> **REQUEST**
Copy every line of the data that contains the string "visibility".

— Start ROWS —

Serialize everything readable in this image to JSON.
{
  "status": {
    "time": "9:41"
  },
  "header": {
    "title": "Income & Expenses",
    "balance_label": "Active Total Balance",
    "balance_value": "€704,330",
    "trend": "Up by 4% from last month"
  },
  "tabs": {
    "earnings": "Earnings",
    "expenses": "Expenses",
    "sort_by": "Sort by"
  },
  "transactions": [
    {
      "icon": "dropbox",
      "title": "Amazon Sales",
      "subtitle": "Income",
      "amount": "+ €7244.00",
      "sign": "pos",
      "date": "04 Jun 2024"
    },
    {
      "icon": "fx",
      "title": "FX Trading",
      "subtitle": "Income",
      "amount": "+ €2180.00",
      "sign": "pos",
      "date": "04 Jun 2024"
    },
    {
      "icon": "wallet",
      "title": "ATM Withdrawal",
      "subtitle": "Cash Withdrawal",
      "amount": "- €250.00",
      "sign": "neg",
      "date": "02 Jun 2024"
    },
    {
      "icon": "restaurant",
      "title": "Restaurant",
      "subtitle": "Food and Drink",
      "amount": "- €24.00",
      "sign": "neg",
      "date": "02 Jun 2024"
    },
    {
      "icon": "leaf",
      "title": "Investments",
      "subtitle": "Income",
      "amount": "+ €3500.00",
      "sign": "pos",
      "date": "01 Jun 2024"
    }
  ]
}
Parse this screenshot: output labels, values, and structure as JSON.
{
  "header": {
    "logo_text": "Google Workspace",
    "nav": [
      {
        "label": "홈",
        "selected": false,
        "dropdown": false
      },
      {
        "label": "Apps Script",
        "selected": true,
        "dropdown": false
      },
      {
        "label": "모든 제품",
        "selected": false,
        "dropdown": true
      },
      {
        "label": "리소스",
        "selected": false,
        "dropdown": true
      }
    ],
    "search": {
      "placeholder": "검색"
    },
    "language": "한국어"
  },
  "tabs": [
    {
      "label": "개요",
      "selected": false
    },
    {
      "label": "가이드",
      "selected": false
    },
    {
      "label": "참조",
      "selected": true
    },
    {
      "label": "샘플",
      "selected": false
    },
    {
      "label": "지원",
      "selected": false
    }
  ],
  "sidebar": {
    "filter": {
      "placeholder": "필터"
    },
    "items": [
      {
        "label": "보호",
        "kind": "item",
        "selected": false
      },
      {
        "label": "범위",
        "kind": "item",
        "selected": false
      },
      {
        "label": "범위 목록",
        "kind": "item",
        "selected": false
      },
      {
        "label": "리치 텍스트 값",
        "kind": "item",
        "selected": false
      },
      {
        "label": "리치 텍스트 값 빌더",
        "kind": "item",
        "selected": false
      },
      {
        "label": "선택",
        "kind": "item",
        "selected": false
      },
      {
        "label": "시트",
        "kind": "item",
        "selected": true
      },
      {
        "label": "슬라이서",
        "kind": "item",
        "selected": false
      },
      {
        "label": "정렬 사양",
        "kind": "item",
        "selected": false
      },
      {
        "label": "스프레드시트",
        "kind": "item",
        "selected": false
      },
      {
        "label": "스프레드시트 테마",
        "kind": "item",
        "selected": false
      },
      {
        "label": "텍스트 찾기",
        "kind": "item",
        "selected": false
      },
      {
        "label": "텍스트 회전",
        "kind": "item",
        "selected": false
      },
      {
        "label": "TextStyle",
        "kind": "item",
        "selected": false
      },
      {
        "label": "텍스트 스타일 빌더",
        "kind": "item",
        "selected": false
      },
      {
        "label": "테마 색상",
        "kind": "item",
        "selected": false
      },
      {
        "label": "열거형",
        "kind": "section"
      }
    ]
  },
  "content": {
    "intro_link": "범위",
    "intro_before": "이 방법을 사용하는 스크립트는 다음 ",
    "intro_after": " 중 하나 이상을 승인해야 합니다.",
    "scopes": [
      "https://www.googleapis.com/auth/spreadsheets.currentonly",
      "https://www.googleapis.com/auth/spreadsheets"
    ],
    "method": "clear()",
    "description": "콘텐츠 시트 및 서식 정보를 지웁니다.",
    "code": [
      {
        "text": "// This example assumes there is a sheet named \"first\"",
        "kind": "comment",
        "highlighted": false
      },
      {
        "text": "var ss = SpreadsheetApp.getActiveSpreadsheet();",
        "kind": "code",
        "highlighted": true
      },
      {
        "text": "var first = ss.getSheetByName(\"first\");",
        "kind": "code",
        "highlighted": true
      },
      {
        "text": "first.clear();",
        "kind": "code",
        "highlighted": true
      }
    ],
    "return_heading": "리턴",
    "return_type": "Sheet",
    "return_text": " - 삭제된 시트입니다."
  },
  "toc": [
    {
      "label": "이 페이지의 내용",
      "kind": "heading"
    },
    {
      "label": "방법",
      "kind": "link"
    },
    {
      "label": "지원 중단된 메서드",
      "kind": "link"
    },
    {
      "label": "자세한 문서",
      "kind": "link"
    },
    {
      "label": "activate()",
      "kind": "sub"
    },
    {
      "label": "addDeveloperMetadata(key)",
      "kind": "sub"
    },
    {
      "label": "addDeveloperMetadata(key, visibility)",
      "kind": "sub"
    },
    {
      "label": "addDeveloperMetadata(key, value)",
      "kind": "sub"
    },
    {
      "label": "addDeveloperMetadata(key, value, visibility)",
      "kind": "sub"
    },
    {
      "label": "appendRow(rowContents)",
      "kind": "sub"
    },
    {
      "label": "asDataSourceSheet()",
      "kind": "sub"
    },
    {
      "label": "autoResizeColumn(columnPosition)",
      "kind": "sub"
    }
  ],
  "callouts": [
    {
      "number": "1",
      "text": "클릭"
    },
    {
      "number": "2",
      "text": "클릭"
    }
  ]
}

— End ROWS —

> **ANSWER TO THIS TASK**
      "label": "addDeveloperMetadata(key, visibility)",
      "label": "addDeveloperMetadata(key, value, visibility)",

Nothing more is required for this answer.